-- start --

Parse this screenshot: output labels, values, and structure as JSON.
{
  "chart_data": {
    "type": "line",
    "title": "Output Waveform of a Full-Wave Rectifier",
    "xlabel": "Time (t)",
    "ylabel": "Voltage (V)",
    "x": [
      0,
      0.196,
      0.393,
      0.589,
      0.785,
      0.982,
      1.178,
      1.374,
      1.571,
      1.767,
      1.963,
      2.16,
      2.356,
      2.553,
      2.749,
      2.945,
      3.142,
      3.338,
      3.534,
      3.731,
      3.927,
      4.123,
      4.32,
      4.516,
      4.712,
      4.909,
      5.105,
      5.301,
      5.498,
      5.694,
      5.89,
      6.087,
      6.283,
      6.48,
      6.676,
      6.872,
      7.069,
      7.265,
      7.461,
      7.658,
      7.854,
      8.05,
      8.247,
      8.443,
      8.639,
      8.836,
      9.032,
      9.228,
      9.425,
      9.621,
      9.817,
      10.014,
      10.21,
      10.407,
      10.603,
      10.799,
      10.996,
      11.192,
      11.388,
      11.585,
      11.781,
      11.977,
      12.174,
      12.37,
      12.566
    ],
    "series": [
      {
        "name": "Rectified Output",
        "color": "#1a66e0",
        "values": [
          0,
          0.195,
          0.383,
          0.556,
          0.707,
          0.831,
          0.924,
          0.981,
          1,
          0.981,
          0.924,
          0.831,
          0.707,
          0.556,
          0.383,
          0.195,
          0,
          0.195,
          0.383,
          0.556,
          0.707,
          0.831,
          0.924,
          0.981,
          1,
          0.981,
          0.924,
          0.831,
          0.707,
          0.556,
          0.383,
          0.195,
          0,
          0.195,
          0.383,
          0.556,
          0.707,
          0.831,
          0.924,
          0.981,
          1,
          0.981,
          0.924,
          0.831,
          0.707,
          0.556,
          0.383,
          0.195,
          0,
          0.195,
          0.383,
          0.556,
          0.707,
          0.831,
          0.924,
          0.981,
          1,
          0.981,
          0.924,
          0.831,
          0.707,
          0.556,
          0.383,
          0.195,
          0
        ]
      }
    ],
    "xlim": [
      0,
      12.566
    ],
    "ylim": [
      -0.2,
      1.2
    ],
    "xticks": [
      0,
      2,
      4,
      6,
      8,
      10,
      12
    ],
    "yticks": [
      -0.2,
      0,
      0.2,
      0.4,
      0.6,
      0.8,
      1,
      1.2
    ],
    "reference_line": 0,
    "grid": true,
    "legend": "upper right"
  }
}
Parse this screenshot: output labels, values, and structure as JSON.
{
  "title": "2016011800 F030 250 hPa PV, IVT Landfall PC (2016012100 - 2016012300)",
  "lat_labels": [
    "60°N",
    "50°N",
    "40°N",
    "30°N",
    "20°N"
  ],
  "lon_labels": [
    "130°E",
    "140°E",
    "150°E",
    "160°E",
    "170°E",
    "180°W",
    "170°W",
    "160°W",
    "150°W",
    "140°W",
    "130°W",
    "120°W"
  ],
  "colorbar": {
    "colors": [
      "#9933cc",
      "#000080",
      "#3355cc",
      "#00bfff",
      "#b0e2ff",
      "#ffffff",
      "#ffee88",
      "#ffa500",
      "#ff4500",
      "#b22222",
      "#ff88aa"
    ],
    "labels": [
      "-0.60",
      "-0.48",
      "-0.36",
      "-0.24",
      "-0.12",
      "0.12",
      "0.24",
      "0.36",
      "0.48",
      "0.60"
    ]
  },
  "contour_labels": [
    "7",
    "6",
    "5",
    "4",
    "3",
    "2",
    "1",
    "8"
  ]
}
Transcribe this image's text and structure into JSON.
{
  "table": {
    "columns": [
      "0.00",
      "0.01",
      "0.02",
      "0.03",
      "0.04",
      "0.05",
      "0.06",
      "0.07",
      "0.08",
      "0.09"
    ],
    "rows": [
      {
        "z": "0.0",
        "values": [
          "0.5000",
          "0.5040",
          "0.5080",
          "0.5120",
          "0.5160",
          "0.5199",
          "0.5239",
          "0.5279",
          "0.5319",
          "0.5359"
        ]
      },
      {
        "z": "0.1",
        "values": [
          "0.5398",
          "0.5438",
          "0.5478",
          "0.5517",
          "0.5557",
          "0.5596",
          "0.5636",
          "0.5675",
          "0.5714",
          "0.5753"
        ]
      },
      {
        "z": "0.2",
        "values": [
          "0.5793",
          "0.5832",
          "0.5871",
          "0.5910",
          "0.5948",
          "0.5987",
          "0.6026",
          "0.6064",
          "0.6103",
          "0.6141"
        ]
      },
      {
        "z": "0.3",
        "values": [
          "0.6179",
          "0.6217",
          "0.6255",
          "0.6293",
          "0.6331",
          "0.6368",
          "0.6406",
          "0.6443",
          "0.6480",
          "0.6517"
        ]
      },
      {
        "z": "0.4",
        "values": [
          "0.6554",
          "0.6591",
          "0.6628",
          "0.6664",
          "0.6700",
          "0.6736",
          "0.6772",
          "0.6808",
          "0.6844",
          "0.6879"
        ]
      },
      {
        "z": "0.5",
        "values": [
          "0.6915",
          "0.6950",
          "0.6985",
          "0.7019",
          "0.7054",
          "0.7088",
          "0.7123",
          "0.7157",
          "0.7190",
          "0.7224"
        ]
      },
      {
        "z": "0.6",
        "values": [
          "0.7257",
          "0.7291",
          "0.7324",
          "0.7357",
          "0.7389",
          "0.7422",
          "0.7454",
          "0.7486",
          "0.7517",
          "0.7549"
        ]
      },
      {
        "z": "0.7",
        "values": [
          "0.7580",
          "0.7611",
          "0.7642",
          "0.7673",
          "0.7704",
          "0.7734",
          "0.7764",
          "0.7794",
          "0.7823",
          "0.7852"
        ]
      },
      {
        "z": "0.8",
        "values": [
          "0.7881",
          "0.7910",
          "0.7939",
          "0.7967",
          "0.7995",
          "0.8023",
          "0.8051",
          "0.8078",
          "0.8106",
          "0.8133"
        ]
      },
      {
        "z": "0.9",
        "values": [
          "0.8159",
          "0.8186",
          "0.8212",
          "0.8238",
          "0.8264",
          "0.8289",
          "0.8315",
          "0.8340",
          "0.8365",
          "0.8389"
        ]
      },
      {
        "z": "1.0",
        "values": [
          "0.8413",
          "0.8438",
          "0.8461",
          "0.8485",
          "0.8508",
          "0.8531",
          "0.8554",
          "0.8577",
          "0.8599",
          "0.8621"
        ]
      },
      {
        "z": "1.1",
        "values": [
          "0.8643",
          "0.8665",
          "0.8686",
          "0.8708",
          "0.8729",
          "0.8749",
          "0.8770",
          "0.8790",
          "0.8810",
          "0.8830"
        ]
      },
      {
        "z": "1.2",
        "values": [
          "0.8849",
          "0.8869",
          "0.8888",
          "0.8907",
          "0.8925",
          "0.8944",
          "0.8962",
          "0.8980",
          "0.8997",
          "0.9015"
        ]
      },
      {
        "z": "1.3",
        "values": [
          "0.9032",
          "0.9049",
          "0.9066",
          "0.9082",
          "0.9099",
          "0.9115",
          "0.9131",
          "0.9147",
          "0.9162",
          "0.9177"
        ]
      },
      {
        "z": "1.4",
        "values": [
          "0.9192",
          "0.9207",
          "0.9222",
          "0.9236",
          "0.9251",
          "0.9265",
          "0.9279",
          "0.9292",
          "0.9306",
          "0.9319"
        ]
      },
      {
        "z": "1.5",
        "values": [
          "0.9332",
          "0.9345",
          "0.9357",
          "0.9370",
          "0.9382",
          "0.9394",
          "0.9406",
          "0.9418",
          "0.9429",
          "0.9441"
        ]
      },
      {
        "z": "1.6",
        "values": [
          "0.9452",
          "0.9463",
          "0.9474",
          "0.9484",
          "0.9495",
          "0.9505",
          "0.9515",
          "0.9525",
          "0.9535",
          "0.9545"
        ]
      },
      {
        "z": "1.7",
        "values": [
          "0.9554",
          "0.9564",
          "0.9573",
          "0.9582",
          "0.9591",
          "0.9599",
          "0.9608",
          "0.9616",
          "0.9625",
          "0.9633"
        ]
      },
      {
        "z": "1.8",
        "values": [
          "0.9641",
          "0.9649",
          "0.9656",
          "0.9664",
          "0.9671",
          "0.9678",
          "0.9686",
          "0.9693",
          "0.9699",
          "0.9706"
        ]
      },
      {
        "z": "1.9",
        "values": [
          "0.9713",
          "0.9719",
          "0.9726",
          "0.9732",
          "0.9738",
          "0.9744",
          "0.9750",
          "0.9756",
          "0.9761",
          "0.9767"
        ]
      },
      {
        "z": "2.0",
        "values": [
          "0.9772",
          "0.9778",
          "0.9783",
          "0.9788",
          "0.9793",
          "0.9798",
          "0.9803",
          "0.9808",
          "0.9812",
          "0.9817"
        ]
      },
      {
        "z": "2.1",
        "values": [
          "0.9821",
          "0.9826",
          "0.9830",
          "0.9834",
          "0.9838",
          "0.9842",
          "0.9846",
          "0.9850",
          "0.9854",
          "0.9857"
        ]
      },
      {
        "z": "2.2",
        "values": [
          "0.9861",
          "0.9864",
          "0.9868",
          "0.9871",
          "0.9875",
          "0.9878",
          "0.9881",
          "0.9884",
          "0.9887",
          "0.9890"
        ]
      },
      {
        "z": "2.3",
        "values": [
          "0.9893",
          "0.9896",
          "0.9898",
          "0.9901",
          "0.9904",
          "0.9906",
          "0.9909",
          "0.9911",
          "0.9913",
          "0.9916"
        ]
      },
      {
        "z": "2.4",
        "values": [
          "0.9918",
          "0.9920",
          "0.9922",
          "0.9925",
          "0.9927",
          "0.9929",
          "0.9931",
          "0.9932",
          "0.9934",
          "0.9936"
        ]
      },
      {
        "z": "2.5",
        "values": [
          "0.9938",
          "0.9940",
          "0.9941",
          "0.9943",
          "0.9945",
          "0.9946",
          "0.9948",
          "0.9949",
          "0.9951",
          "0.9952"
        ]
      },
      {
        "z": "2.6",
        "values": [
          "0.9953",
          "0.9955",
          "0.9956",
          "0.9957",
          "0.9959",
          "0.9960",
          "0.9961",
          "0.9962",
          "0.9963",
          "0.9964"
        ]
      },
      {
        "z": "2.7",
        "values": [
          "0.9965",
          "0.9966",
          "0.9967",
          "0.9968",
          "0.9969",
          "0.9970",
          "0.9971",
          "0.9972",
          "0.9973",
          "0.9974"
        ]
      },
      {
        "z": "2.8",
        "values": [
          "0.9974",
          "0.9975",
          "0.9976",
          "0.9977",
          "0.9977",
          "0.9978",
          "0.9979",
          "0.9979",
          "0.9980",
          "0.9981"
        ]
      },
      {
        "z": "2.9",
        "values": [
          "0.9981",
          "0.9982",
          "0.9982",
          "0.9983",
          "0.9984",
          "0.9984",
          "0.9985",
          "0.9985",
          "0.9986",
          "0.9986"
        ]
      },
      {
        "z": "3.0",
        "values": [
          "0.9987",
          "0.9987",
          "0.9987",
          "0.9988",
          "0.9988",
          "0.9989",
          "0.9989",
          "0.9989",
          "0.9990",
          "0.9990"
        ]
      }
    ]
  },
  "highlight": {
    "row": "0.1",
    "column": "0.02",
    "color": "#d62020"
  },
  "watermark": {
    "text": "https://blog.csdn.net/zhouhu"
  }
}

-- end --

* **Objective**
Pick out and copy every line that contains the word "text".

* **Answer for this exercise**
Transcribe this image's text and structure into JSON.
    "text": "https://blog.csdn.net/zhouhu"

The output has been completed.